═══ DATA TO USE ═══
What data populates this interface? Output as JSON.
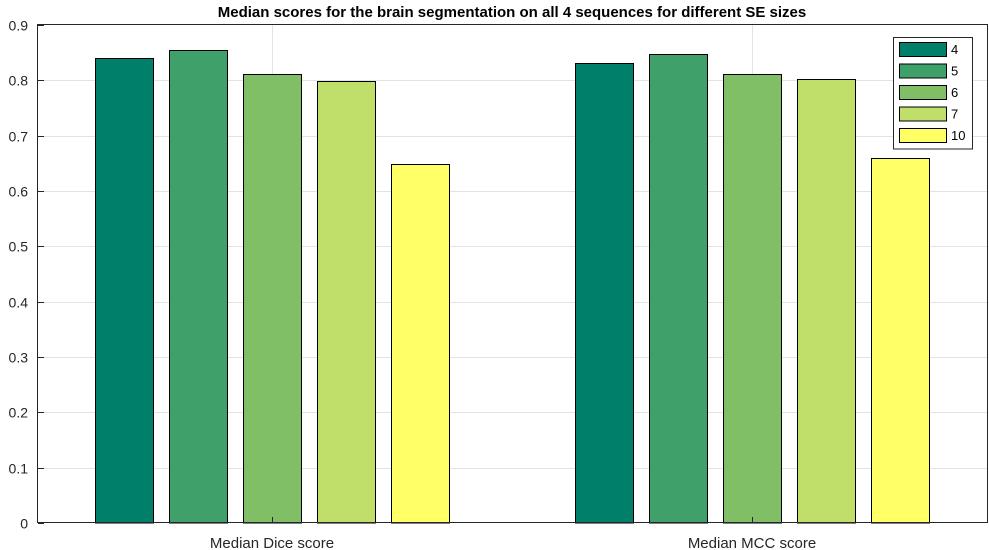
{
  "chart_data": {
    "type": "bar",
    "title": "Median scores for the brain segmentation on all 4 sequences for different SE sizes",
    "xlabel": "",
    "ylabel": "",
    "categories": [
      "Median Dice score",
      "Median MCC score"
    ],
    "series": [
      {
        "name": "4",
        "color": "#00806a",
        "values": [
          0.84,
          0.831
        ]
      },
      {
        "name": "5",
        "color": "#40a06a",
        "values": [
          0.855,
          0.848
        ]
      },
      {
        "name": "6",
        "color": "#80bf66",
        "values": [
          0.812,
          0.811
        ]
      },
      {
        "name": "7",
        "color": "#c0df6a",
        "values": [
          0.799,
          0.802
        ]
      },
      {
        "name": "10",
        "color": "#ffff66",
        "values": [
          0.648,
          0.66
        ]
      }
    ],
    "ylim": [
      0,
      0.9
    ],
    "yticks": [
      "0",
      "0.1",
      "0.2",
      "0.3",
      "0.4",
      "0.5",
      "0.6",
      "0.7",
      "0.8",
      "0.9"
    ],
    "grid": true,
    "legend_position": "top-right"
  }
}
═══
(WHAT IS BEING ASKED) Without the pictures, write out all of the material exactly.

(FULL OUTPUT)
What data populates this interface? Output as JSON.
{
  "chart_data": {
    "type": "bar",
    "title": "Median scores for the brain segmentation on all 4 sequences for different SE sizes",
    "xlabel": "",
    "ylabel": "",
    "categories": [
      "Median Dice score",
      "Median MCC score"
    ],
    "series": [
      {
        "name": "4",
        "color": "#00806a",
        "values": [
          0.84,
          0.831
        ]
      },
      {
        "name": "5",
        "color": "#40a06a",
        "values": [
          0.855,
          0.848
        ]
      },
      {
        "name": "6",
        "color": "#80bf66",
        "values": [
          0.812,
          0.811
        ]
      },
      {
        "name": "7",
        "color": "#c0df6a",
        "values": [
          0.799,
          0.802
        ]
      },
      {
        "name": "10",
        "color": "#ffff66",
        "values": [
          0.648,
          0.66
        ]
      }
    ],
    "ylim": [
      0,
      0.9
    ],
    "yticks": [
      "0",
      "0.1",
      "0.2",
      "0.3",
      "0.4",
      "0.5",
      "0.6",
      "0.7",
      "0.8",
      "0.9"
    ],
    "grid": true,
    "legend_position": "top-right"
  }
}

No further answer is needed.